* [STATED PROBLEM]
Print the entire listing. Each line must match the original exactly.

* [EXCERPTED DATA]
= = = = = = =
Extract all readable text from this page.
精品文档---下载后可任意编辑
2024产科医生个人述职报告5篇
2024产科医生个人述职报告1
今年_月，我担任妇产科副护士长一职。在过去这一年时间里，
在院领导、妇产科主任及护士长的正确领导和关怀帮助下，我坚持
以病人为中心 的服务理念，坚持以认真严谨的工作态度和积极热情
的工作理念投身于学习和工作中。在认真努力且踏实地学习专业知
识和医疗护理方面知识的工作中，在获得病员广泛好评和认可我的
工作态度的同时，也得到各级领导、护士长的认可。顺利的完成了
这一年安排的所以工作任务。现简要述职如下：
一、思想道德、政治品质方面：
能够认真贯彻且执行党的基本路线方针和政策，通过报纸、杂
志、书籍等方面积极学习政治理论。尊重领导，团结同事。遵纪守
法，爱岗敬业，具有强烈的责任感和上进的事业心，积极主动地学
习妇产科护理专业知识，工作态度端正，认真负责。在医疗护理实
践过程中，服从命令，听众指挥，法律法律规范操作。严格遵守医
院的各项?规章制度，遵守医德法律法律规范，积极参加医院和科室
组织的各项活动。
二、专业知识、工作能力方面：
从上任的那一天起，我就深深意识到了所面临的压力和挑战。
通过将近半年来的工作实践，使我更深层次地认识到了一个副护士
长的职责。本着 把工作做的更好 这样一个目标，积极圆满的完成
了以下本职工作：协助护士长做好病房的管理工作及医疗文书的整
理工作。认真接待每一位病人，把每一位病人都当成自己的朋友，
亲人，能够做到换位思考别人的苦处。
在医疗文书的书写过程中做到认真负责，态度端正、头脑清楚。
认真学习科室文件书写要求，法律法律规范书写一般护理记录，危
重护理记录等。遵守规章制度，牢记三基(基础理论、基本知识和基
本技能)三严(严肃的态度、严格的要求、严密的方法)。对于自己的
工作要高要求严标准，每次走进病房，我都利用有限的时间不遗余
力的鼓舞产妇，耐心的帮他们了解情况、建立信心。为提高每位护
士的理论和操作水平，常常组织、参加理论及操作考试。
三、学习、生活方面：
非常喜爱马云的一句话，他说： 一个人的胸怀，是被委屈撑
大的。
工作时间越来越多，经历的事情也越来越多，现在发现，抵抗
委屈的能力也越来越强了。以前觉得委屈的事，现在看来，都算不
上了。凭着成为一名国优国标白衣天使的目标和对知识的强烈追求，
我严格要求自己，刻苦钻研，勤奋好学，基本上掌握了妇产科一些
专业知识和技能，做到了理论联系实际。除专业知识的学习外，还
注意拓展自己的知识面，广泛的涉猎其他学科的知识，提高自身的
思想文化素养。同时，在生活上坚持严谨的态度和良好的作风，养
= = = = = = =
* [ANSWER]
Extract all readable text from this page.
精品文档---下载后可任意编辑
2024产科医生个人述职报告5篇
2024产科医生个人述职报告1
今年_月，我担任妇产科副护士长一职。在过去这一年时间里，
在院领导、妇产科主任及护士长的正确领导和关怀帮助下，我坚持
以病人为中心 的服务理念，坚持以认真严谨的工作态度和积极热情
的工作理念投身于学习和工作中。在认真努力且踏实地学习专业知
识和医疗护理方面知识的工作中，在获得病员广泛好评和认可我的
工作态度的同时，也得到各级领导、护士长的认可。顺利的完成了
这一年安排的所以工作任务。现简要述职如下：
一、思想道德、政治品质方面：
能够认真贯彻且执行党的基本路线方针和政策，通过报纸、杂
志、书籍等方面积极学习政治理论。尊重领导，团结同事。遵纪守
法，爱岗敬业，具有强烈的责任感和上进的事业心，积极主动地学
习妇产科护理专业知识，工作态度端正，认真负责。在医疗护理实
践过程中，服从命令，听众指挥，法律法律规范操作。严格遵守医
院的各项?规章制度，遵守医德法律法律规范，积极参加医院和科室
组织的各项活动。
二、专业知识、工作能力方面：
从上任的那一天起，我就深深意识到了所面临的压力和挑战。
通过将近半年来的工作实践，使我更深层次地认识到了一个副护士
长的职责。本着 把工作做的更好 这样一个目标，积极圆满的完成
了以下本职工作：协助护士长做好病房的管理工作及医疗文书的整
理工作。认真接待每一位病人，把每一位病人都当成自己的朋友，
亲人，能够做到换位思考别人的苦处。
在医疗文书的书写过程中做到认真负责，态度端正、头脑清楚。
认真学习科室文件书写要求，法律法律规范书写一般护理记录，危
重护理记录等。遵守规章制度，牢记三基(基础理论、基本知识和基
本技能)三严(严肃的态度、严格的要求、严密的方法)。对于自己的
工作要高要求严标准，每次走进病房，我都利用有限的时间不遗余
力的鼓舞产妇，耐心的帮他们了解情况、建立信心。为提高每位护
士的理论和操作水平，常常组织、参加理论及操作考试。
三、学习、生活方面：
非常喜爱马云的一句话，他说： 一个人的胸怀，是被委屈撑
大的。
工作时间越来越多，经历的事情也越来越多，现在发现，抵抗
委屈的能力也越来越强了。以前觉得委屈的事，现在看来，都算不
上了。凭着成为一名国优国标白衣天使的目标和对知识的强烈追求，
我严格要求自己，刻苦钻研，勤奋好学，基本上掌握了妇产科一些
专业知识和技能，做到了理论联系实际。除专业知识的学习外，还
注意拓展自己的知识面，广泛的涉猎其他学科的知识，提高自身的
思想文化素养。同时，在生活上坚持严谨的态度和良好的作风，养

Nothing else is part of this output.